Document:
Filed under Internet, security

4 responses to “Five Minute Security Tip That Will Increase Your Computer’s Safety: Automatic Updates

  1. Hi Paul,

    You’ve described a long standing security problem with a default Windows installation, and your solution is spot on. This is a “must do”.

    Windows 7 is a little different, inasmuch as the “real” admin account is actually hidden. Yes, an admin account is shown, but this is actually not the “real” admin account.

    Win 7 users will notice, that despite the fact they are signed in as the admin, there are certain files and folders where access is not permitted.

    To overcome this limitation (not recommended), checkout – http://www.techrepublic.com/blog/window-on-windows/access-the-real-administrator-account-in-windows-7/3656

    Despite this extra security step in Win 7, your advice is relevant and should be followed.

    Best,

    Bill

    • Bill,
      Thanks for your comment. I knew as I was writing it that I’d get a comment from some of my tech professional viewers on just your point. However, I decided to not “muddy the waters” for the non-tech folks, which are plentiful among my viewers. But, of course, you’re absolutely right in your comment. I really appreciate your input.

Exercise materials:
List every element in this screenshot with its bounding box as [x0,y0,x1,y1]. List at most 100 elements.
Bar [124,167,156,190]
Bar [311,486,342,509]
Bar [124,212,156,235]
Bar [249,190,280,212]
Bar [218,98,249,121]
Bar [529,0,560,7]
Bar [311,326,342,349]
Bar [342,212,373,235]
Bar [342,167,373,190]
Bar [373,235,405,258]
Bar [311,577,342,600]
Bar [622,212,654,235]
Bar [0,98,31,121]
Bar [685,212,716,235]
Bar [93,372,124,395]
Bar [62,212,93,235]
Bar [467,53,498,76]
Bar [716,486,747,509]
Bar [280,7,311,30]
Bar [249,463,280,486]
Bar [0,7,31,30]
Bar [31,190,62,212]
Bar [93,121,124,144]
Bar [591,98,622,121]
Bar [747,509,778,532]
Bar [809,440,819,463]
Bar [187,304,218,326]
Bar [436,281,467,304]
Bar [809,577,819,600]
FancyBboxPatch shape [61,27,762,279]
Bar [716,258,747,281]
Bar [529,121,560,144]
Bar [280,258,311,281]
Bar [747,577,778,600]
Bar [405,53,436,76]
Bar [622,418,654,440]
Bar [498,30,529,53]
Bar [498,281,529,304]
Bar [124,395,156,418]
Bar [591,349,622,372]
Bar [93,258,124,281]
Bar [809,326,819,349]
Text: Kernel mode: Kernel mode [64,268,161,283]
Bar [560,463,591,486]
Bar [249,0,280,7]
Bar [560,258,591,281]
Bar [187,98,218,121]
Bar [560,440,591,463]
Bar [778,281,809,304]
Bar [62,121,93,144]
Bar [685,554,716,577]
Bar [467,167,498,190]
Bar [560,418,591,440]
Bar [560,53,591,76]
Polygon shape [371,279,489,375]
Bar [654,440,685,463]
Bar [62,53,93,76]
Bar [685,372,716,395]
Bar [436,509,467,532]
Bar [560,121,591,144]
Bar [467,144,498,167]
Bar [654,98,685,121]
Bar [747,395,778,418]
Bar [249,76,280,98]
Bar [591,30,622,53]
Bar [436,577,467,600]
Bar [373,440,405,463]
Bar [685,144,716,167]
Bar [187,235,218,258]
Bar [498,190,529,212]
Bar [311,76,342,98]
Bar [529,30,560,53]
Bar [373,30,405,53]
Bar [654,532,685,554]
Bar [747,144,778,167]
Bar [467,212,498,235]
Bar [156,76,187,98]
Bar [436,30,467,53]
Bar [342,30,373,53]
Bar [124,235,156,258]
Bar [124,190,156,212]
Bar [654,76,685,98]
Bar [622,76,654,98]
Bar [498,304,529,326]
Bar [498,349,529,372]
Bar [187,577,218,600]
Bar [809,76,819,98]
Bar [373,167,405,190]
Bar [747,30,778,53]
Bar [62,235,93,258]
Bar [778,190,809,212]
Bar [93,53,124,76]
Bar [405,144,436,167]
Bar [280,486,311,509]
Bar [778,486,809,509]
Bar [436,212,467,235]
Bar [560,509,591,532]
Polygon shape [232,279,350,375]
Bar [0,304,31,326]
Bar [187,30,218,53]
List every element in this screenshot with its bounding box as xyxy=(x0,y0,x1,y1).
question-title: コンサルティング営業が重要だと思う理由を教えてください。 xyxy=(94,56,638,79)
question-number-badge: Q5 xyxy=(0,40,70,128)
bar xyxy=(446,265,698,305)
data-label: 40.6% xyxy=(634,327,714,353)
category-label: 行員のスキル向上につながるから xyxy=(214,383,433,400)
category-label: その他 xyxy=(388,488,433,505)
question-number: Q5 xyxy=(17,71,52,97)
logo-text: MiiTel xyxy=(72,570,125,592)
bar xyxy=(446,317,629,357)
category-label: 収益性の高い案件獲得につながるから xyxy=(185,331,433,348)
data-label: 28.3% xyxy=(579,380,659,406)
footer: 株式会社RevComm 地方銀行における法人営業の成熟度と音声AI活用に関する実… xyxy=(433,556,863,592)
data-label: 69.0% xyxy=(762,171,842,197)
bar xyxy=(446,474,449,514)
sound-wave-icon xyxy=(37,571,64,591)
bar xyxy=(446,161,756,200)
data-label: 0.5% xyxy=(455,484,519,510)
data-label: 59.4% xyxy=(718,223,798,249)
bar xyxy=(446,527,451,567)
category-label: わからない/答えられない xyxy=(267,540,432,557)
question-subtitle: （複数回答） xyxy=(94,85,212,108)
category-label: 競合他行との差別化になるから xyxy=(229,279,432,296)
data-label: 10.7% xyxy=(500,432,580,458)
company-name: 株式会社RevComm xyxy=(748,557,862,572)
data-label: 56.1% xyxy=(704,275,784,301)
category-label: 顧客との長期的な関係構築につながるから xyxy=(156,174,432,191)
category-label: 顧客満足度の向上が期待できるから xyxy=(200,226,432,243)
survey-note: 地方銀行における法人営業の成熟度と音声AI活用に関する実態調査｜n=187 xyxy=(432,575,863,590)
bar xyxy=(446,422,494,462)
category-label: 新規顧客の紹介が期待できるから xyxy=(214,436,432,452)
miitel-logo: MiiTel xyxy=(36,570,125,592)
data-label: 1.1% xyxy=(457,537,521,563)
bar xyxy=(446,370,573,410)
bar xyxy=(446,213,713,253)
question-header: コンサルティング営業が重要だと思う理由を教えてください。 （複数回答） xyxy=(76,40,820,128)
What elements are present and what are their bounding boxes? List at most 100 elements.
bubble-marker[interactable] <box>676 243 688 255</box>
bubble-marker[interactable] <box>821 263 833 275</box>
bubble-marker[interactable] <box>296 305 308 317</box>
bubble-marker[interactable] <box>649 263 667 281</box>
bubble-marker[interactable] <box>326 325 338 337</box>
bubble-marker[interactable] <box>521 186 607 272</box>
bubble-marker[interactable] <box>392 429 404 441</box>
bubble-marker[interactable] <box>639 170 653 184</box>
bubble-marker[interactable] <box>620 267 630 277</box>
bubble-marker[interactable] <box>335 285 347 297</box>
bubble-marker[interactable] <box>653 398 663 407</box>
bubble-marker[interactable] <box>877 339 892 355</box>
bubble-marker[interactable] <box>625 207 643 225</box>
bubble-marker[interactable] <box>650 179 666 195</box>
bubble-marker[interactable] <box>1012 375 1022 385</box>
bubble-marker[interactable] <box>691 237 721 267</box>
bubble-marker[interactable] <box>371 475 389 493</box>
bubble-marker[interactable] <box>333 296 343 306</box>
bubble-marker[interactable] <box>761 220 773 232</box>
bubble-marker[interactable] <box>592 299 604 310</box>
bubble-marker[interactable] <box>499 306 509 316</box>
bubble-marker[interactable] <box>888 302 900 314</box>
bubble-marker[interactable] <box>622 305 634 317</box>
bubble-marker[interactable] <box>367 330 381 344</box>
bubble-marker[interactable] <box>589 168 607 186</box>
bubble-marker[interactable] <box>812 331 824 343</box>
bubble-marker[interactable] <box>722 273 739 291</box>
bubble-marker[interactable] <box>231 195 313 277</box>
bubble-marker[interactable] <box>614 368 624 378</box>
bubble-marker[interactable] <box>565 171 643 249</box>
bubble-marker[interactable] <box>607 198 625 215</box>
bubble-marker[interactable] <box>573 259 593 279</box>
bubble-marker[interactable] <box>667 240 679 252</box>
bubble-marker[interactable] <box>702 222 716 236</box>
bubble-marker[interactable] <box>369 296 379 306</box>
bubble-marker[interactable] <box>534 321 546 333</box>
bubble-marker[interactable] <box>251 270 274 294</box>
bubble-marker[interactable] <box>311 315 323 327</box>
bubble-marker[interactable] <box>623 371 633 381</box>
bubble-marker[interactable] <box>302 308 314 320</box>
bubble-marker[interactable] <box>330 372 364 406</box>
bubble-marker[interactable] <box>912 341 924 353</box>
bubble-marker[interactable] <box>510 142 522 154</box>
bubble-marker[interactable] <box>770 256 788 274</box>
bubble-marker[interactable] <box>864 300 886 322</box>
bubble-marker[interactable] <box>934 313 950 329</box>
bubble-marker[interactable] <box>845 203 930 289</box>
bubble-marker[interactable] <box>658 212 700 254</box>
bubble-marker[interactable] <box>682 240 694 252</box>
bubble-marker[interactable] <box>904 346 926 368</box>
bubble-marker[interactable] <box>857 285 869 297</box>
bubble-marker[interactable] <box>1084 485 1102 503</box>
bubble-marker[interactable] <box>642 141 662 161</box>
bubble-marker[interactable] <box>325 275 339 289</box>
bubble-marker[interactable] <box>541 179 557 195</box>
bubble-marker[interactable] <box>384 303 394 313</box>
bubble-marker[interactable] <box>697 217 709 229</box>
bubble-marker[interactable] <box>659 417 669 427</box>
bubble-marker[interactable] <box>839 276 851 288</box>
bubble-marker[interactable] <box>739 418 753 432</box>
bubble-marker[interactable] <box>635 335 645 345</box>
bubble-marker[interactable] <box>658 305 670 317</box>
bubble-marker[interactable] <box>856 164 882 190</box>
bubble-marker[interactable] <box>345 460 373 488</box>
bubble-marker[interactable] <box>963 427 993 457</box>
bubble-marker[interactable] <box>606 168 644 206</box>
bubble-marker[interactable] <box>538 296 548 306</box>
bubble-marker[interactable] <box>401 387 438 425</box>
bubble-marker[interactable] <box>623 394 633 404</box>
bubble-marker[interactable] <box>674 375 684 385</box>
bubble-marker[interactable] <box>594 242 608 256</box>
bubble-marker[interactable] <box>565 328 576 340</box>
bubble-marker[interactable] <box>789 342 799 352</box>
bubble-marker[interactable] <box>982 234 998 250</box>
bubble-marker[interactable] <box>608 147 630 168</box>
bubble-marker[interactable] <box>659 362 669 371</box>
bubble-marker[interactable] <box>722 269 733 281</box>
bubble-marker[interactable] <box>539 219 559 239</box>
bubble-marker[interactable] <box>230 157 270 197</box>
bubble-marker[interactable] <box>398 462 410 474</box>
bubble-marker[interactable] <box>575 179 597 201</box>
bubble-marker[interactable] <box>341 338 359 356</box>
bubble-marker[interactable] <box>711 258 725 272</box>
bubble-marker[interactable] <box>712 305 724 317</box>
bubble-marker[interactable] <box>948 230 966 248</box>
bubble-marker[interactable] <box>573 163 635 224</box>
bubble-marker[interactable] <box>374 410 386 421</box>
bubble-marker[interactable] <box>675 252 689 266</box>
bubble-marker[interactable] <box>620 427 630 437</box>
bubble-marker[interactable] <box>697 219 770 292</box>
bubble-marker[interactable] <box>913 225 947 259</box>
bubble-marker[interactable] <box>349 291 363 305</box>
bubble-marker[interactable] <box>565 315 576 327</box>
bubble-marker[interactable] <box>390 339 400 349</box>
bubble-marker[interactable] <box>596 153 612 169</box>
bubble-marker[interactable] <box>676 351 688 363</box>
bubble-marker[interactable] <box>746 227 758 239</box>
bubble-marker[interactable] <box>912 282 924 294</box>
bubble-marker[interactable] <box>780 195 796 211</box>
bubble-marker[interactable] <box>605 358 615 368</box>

Problems to solve:
A. Convert the stretch of rows from the first one through the line containing "Bar [62,212,93,235]" into a numbered list, leaving out any blank lines.
B. Carry on the comment thread about Windows administrator accounts from the point where it stops.

Solved tasks:
A.
1. List every element in this screenshot with its bounding box as [x0,y0,x1,y1]. List at most 100 elements.
2. Bar [124,167,156,190]
3. Bar [311,486,342,509]
4. Bar [124,212,156,235]
5. Bar [249,190,280,212]
6. Bar [218,98,249,121]
7. Bar [529,0,560,7]
8. Bar [311,326,342,349]
9. Bar [342,212,373,235]
10. Bar [342,167,373,190]
11. Bar [373,235,405,258]
12. Bar [311,577,342,600]
13. Bar [622,212,654,235]
14. Bar [0,98,31,121]
15. Bar [685,212,716,235]
16. Bar [93,372,124,395]
17. Bar [62,212,93,235]

B.
      Best,
      Paul

  2. robert h

    Please give me a tip on exactly how to set up my firefox browser to only function with a newly created standard user account, thanks!

    • Robert,
      Thanks for the comment/question. I don’t know that Firefox has the capability to only function with a certain type of user account. Another way you could accomplish forcing the use of a standard user account rather than the administrator account is to put a password on the administrator account that only you know. Therefore, other users of your computer will have to use the standard user account for browsing or anything else. You can make the password change at the manage accounts screen in Windows 7. Hope this helps.